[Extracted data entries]
※ ※ ※

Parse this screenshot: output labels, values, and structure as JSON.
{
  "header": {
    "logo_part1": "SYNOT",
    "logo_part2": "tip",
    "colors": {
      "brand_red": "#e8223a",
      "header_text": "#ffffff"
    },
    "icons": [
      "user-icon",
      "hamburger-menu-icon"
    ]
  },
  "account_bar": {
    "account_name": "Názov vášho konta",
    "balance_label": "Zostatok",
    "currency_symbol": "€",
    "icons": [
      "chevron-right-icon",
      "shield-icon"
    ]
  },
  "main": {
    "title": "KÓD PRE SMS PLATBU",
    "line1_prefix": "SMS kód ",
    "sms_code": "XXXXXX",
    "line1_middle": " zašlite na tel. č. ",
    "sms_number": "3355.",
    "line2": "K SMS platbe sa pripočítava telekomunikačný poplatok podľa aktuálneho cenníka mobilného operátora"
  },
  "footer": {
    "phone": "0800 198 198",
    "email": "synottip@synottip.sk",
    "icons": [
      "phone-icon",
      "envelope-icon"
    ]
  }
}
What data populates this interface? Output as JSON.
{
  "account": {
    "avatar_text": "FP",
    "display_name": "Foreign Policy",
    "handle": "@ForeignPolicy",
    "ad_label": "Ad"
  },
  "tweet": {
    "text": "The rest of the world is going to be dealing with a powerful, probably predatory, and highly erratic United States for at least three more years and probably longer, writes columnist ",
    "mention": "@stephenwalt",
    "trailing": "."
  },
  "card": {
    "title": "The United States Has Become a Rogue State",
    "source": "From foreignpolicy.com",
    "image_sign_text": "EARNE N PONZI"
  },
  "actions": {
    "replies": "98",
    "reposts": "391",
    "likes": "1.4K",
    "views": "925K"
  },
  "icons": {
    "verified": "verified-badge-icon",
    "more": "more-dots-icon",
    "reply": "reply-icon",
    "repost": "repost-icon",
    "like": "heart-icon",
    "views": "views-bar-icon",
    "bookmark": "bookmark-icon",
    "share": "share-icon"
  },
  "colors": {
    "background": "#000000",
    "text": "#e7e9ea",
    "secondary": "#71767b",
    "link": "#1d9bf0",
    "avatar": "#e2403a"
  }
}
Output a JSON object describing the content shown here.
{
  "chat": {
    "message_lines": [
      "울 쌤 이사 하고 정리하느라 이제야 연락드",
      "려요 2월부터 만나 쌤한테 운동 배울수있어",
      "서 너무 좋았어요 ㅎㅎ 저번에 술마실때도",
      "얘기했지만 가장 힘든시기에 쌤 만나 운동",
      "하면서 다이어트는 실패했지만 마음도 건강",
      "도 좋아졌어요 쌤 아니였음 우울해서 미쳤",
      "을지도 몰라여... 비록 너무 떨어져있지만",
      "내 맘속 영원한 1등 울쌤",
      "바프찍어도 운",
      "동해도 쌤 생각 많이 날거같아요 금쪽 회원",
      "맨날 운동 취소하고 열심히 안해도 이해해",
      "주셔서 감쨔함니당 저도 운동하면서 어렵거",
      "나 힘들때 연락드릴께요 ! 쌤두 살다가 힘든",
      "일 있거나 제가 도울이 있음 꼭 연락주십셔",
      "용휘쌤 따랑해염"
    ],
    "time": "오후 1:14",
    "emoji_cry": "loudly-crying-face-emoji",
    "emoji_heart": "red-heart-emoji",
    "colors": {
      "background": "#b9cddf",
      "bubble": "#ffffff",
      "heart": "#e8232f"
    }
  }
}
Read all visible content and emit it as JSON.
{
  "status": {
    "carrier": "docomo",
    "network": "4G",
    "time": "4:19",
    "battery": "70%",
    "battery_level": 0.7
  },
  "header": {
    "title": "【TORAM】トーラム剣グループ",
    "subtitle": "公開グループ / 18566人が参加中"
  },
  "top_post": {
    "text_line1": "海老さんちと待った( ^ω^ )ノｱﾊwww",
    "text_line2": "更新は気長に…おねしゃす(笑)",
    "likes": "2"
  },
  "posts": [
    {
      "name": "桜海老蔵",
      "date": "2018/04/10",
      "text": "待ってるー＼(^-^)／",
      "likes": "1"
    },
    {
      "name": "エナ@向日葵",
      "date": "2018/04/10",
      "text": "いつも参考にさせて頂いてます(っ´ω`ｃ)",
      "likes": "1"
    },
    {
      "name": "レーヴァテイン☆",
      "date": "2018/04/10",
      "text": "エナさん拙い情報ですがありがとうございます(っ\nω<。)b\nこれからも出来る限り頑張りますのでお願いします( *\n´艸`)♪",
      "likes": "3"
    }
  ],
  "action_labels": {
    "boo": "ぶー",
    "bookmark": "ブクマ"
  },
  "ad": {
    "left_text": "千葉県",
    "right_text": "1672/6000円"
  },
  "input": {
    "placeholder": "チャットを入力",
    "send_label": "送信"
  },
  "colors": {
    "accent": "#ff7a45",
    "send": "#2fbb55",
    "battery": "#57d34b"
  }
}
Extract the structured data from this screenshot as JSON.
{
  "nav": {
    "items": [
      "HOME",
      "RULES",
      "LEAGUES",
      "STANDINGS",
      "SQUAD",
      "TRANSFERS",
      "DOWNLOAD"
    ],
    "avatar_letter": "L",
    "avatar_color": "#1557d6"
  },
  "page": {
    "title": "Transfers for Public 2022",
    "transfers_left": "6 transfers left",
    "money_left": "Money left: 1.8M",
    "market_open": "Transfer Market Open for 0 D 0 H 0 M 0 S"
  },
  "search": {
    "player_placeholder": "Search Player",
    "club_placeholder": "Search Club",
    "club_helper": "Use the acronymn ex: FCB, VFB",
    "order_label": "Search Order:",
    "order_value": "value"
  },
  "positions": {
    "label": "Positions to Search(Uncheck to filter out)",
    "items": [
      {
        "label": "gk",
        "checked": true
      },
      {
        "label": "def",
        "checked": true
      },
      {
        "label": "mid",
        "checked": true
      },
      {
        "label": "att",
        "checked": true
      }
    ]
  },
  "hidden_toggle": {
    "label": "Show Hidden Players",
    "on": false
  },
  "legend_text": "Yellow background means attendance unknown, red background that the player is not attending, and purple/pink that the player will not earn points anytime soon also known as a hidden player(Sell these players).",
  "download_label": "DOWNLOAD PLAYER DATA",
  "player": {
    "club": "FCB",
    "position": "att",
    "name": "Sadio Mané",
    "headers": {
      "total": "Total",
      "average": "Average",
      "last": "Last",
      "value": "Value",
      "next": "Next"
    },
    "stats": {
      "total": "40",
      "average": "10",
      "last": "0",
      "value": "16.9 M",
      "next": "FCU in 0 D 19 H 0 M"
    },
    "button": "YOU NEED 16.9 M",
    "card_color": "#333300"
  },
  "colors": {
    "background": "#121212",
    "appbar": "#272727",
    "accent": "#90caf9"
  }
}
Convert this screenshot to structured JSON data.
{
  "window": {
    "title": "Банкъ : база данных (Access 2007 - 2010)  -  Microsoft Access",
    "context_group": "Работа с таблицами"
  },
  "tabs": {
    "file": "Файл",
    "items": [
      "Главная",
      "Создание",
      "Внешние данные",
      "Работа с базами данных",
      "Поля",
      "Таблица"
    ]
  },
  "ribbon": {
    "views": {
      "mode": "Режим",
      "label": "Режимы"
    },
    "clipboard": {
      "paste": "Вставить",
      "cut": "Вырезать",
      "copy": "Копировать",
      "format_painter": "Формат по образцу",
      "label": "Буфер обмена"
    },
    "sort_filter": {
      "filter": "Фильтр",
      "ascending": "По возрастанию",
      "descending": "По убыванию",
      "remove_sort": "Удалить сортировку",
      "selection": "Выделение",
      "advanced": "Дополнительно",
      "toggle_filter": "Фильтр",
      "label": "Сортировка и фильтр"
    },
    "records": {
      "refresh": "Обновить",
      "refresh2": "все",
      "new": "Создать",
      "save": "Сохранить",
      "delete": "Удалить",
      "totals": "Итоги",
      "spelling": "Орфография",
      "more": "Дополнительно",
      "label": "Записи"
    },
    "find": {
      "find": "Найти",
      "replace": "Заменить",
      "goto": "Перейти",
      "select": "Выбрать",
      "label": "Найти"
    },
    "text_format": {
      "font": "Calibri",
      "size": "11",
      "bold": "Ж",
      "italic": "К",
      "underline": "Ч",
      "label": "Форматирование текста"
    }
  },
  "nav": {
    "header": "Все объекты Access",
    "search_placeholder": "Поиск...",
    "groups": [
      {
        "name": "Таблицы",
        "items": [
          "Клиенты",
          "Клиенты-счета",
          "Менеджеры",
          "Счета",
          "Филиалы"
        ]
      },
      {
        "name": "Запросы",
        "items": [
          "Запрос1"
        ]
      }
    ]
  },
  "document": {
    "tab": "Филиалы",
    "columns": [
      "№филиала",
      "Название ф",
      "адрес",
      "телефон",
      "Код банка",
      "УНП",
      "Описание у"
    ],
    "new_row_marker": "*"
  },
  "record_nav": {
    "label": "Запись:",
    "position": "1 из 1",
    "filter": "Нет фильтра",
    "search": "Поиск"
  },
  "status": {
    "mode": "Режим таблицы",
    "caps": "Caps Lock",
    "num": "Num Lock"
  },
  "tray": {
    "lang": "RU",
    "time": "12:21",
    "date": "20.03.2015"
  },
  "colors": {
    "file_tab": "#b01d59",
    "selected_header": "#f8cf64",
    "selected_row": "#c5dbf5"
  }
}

※ ※ ※

Across the material above, how many lines include the string "Поиск"? Only the number is wanted.

2